◆ Rows from a figure dataset
** START **

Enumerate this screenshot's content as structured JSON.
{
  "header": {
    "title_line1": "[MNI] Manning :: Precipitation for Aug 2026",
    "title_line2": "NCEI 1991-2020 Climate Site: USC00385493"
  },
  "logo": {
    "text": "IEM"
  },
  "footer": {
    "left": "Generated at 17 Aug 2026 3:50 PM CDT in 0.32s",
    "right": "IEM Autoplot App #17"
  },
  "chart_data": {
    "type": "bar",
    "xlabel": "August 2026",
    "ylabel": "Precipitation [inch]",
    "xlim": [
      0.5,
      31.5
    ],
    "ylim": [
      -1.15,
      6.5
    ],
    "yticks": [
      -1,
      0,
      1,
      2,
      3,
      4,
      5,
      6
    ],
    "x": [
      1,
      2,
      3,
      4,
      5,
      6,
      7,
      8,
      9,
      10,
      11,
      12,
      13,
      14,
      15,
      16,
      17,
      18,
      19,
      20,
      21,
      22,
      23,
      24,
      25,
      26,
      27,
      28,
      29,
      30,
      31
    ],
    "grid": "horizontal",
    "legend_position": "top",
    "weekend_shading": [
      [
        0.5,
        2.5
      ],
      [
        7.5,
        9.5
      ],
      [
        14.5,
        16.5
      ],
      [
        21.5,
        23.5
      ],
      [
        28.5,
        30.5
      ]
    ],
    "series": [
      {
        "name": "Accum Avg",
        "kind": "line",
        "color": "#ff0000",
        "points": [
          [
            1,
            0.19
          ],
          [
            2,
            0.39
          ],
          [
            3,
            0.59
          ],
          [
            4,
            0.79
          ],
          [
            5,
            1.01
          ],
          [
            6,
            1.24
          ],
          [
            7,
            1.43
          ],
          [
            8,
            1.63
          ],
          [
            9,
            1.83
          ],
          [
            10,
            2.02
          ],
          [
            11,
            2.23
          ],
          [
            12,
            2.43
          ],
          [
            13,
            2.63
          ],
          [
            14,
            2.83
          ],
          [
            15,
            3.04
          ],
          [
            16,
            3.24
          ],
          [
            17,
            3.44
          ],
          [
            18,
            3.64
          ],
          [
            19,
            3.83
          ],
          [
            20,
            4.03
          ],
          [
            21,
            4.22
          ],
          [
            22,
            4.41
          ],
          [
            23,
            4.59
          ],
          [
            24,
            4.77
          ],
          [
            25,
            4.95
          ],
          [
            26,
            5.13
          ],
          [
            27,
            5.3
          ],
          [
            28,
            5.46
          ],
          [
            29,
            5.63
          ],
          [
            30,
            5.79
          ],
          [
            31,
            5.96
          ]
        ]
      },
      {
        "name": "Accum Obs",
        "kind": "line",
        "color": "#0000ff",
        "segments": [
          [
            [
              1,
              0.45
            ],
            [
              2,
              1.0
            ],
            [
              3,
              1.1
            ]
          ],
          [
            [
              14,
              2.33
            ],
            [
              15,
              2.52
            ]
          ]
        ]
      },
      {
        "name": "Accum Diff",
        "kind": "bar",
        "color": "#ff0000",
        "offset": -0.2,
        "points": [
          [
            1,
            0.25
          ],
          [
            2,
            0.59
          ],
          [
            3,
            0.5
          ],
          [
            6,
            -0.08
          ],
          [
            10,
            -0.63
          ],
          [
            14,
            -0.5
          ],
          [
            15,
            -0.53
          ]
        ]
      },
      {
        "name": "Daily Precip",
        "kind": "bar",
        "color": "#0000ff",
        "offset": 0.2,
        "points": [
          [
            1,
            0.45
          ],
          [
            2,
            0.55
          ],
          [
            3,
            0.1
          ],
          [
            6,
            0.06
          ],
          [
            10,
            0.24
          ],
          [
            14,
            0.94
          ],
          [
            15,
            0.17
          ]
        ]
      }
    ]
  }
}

** END **

◆ Directions for this task
Write out the material exactly as given.

◆ Answer to the problem
Enumerate this screenshot's content as structured JSON.
{
  "header": {
    "title_line1": "[MNI] Manning :: Precipitation for Aug 2026",
    "title_line2": "NCEI 1991-2020 Climate Site: USC00385493"
  },
  "logo": {
    "text": "IEM"
  },
  "footer": {
    "left": "Generated at 17 Aug 2026 3:50 PM CDT in 0.32s",
    "right": "IEM Autoplot App #17"
  },
  "chart_data": {
    "type": "bar",
    "xlabel": "August 2026",
    "ylabel": "Precipitation [inch]",
    "xlim": [
      0.5,
      31.5
    ],
    "ylim": [
      -1.15,
      6.5
    ],
    "yticks": [
      -1,
      0,
      1,
      2,
      3,
      4,
      5,
      6
    ],
    "x": [
      1,
      2,
      3,
      4,
      5,
      6,
      7,
      8,
      9,
      10,
      11,
      12,
      13,
      14,
      15,
      16,
      17,
      18,
      19,
      20,
      21,
      22,
      23,
      24,
      25,
      26,
      27,
      28,
      29,
      30,
      31
    ],
    "grid": "horizontal",
    "legend_position": "top",
    "weekend_shading": [
      [
        0.5,
        2.5
      ],
      [
        7.5,
        9.5
      ],
      [
        14.5,
        16.5
      ],
      [
        21.5,
        23.5
      ],
      [
        28.5,
        30.5
      ]
    ],
    "series": [
      {
        "name": "Accum Avg",
        "kind": "line",
        "color": "#ff0000",
        "points": [
          [
            1,
            0.19
          ],
          [
            2,
            0.39
          ],
          [
            3,
            0.59
          ],
          [
            4,
            0.79
          ],
          [
            5,
            1.01
          ],
          [
            6,
            1.24
          ],
          [
            7,
            1.43
          ],
          [
            8,
            1.63
          ],
          [
            9,
            1.83
          ],
          [
            10,
            2.02
          ],
          [
            11,
            2.23
          ],
          [
            12,
            2.43
          ],
          [
            13,
            2.63
          ],
          [
            14,
            2.83
          ],
          [
            15,
            3.04
          ],
          [
            16,
            3.24
          ],
          [
            17,
            3.44
          ],
          [
            18,
            3.64
          ],
          [
            19,
            3.83
          ],
          [
            20,
            4.03
          ],
          [
            21,
            4.22
          ],
          [
            22,
            4.41
          ],
          [
            23,
            4.59
          ],
          [
            24,
            4.77
          ],
          [
            25,
            4.95
          ],
          [
            26,
            5.13
          ],
          [
            27,
            5.3
          ],
          [
            28,
            5.46
          ],
          [
            29,
            5.63
          ],
          [
            30,
            5.79
          ],
          [
            31,
            5.96
          ]
        ]
      },
      {
        "name": "Accum Obs",
        "kind": "line",
        "color": "#0000ff",
        "segments": [
          [
            [
              1,
              0.45
            ],
            [
              2,
              1.0
            ],
            [
              3,
              1.1
            ]
          ],
          [
            [
              14,
              2.33
            ],
            [
              15,
              2.52
            ]
          ]
        ]
      },
      {
        "name": "Accum Diff",
        "kind": "bar",
        "color": "#ff0000",
        "offset": -0.2,
        "points": [
          [
            1,
            0.25
          ],
          [
            2,
            0.59
          ],
          [
            3,
            0.5
          ],
          [
            6,
            -0.08
          ],
          [
            10,
            -0.63
          ],
          [
            14,
            -0.5
          ],
          [
            15,
            -0.53
          ]
        ]
      },
      {
        "name": "Daily Precip",
        "kind": "bar",
        "color": "#0000ff",
        "offset": 0.2,
        "points": [
          [
            1,
            0.45
          ],
          [
            2,
            0.55
          ],
          [
            3,
            0.1
          ],
          [
            6,
            0.06
          ],
          [
            10,
            0.24
          ],
          [
            14,
            0.94
          ],
          [
            15,
            0.17
          ]
        ]
      }
    ]
  }
}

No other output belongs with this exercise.